- _Directive_:
Copy the records below exactly, omitting any pictures they contain.

=== Listed entries ===

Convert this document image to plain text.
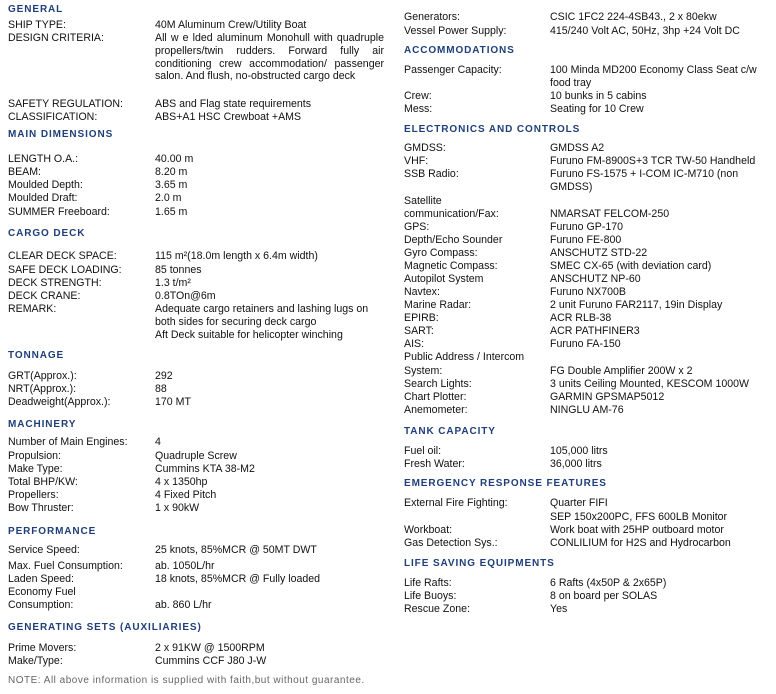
GENERAL
SHIP TYPE:	40M Aluminum Crew/Utility Boat
DESIGN CRITERIA:	All w e lded aluminum Monohull with quadruple propellers/twin rudders. Forward fully air conditioning crew accommodation/ passenger salon. And flush, no-obstructed cargo deck
SAFETY REGULATION:	ABS and Flag state requirements
CLASSIFICATION:	ABS+A1 HSC Crewboat +AMS
MAIN DIMENSIONS
LENGTH O.A.:	40.00 m
BEAM:	8.20 m
Moulded Depth:	3.65 m
Moulded Draft:	2.0 m
SUMMER Freeboard:	1.65 m
CARGO DECK
CLEAR DECK SPACE:	115 m²(18.0m length x 6.4m width)
SAFE DECK LOADING:	85 tonnes
DECK STRENGTH:	1.3 t/m²
DECK CRANE:	0.8TOn@6m
REMARK:	Adequate cargo retainers and lashing lugs on both sides for securing deck cargo
Aft Deck suitable for helicopter winching
TONNAGE
GRT(Approx.):	292
NRT(Approx.):	88
Deadweight(Approx.):	170 MT
MACHINERY
Number of Main Engines:	4
Propulsion:	Quadruple Screw
Make Type:	Cummins KTA 38-M2
Total BHP/KW:	4 x 1350hp
Propellers:	4 Fixed Pitch
Bow Thruster:	1 x 90kW
PERFORMANCE
Service Speed:	25 knots, 85%MCR @ 50MT DWT
Max. Fuel Consumption:	ab. 1050L/hr
Laden Speed:	18 knots, 85%MCR @ Fully loaded
Economy Fuel
Consumption:	ab. 860 L/hr
GENERATING SETS (AUXILIARIES)
Prime Movers:	2 x 91KW @ 1500RPM
Make/Type:	Cummins CCF J80 J-W
Generators:	CSIC 1FC2 224-4SB43., 2 x 80ekw
Vessel Power Supply:	415/240 Volt AC, 50Hz, 3hp +24 Volt DC
ACCOMMODATIONS
Passenger Capacity:	100 Minda MD200 Economy Class Seat c/w food tray
Crew:	10 bunks in 5 cabins
Mess:	Seating for 10 Crew
ELECTRONICS AND CONTROLS
GMDSS:	GMDSS A2
VHF:	Furuno FM-8900S+3 TCR TW-50 Handheld
SSB Radio:	Furuno FS-1575 + I-COM IC-M710 (non GMDSS)
Satellite communication/Fax:	NMARSAT FELCOM-250
GPS:	Furuno GP-170
Depth/Echo Sounder	Furuno FE-800
Gyro Compass:	ANSCHUTZ STD-22
Magnetic Compass:	SMEC CX-65 (with deviation card)
Autopilot System	ANSCHUTZ NP-60
Navtex:	Furuno NX700B
Marine Radar:	2 unit Furuno FAR2117, 19in Display
EPIRB:	ACR RLB-38
SART:	ACR PATHFINER3
AIS:	Furuno FA-150
Public Address / Intercom
System:	FG Double Amplifier 200W x 2
Search Lights:	3 units Ceiling Mounted, KESCOM 1000W
Chart Plotter:	GARMIN GPSMAP5012
Anemometer:	NINGLU AM-76
TANK CAPACITY
Fuel oil:	105,000 litrs
Fresh Water:	36,000 litrs
EMERGENCY RESPONSE FEATURES
External Fire Fighting:	Quarter FIFI
SEP 150x200PC, FFS 600LB Monitor
Workboat:	Work boat with 25HP outboard motor
Gas Detection Sys.:	CONLILIUM for H2S and Hydrocarbon
LIFE SAVING EQUIPMENTS
Life Rafts:	6 Rafts (4x50P & 2x65P)
Life Buoys:	8 on board per SOLAS
Rescue Zone:	Yes
NOTE: All above information is supplied with faith,but without guarantee.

===

- _Problem solution_:
Convert this document image to plain text.
GENERAL
SHIP TYPE:	40M Aluminum Crew/Utility Boat
DESIGN CRITERIA:	All w e lded aluminum Monohull with quadruple propellers/twin rudders. Forward fully air conditioning crew accommodation/ passenger salon. And flush, no-obstructed cargo deck
SAFETY REGULATION:	ABS and Flag state requirements
CLASSIFICATION:	ABS+A1 HSC Crewboat +AMS
MAIN DIMENSIONS
LENGTH O.A.:	40.00 m
BEAM:	8.20 m
Moulded Depth:	3.65 m
Moulded Draft:	2.0 m
SUMMER Freeboard:	1.65 m
CARGO DECK
CLEAR DECK SPACE:	115 m²(18.0m length x 6.4m width)
SAFE DECK LOADING:	85 tonnes
DECK STRENGTH:	1.3 t/m²
DECK CRANE:	0.8TOn@6m
REMARK:	Adequate cargo retainers and lashing lugs on both sides for securing deck cargo
Aft Deck suitable for helicopter winching
TONNAGE
GRT(Approx.):	292
NRT(Approx.):	88
Deadweight(Approx.):	170 MT
MACHINERY
Number of Main Engines:	4
Propulsion:	Quadruple Screw
Make Type:	Cummins KTA 38-M2
Total BHP/KW:	4 x 1350hp
Propellers:	4 Fixed Pitch
Bow Thruster:	1 x 90kW
PERFORMANCE
Service Speed:	25 knots, 85%MCR @ 50MT DWT
Max. Fuel Consumption:	ab. 1050L/hr
Laden Speed:	18 knots, 85%MCR @ Fully loaded
Economy Fuel
Consumption:	ab. 860 L/hr
GENERATING SETS (AUXILIARIES)
Prime Movers:	2 x 91KW @ 1500RPM
Make/Type:	Cummins CCF J80 J-W
Generators:	CSIC 1FC2 224-4SB43., 2 x 80ekw
Vessel Power Supply:	415/240 Volt AC, 50Hz, 3hp +24 Volt DC
ACCOMMODATIONS
Passenger Capacity:	100 Minda MD200 Economy Class Seat c/w food tray
Crew:	10 bunks in 5 cabins
Mess:	Seating for 10 Crew
ELECTRONICS AND CONTROLS
GMDSS:	GMDSS A2
VHF:	Furuno FM-8900S+3 TCR TW-50 Handheld
SSB Radio:	Furuno FS-1575 + I-COM IC-M710 (non GMDSS)
Satellite communication/Fax:	NMARSAT FELCOM-250
GPS:	Furuno GP-170
Depth/Echo Sounder	Furuno FE-800
Gyro Compass:	ANSCHUTZ STD-22
Magnetic Compass:	SMEC CX-65 (with deviation card)
Autopilot System	ANSCHUTZ NP-60
Navtex:	Furuno NX700B
Marine Radar:	2 unit Furuno FAR2117, 19in Display
EPIRB:	ACR RLB-38
SART:	ACR PATHFINER3
AIS:	Furuno FA-150
Public Address / Intercom
System:	FG Double Amplifier 200W x 2
Search Lights:	3 units Ceiling Mounted, KESCOM 1000W
Chart Plotter:	GARMIN GPSMAP5012
Anemometer:	NINGLU AM-76
TANK CAPACITY
Fuel oil:	105,000 litrs
Fresh Water:	36,000 litrs
EMERGENCY RESPONSE FEATURES
External Fire Fighting:	Quarter FIFI
SEP 150x200PC, FFS 600LB Monitor
Workboat:	Work boat with 25HP outboard motor
Gas Detection Sys.:	CONLILIUM for H2S and Hydrocarbon
LIFE SAVING EQUIPMENTS
Life Rafts:	6 Rafts (4x50P & 2x65P)
Life Buoys:	8 on board per SOLAS
Rescue Zone:	Yes
NOTE: All above information is supplied with faith,but without guarantee.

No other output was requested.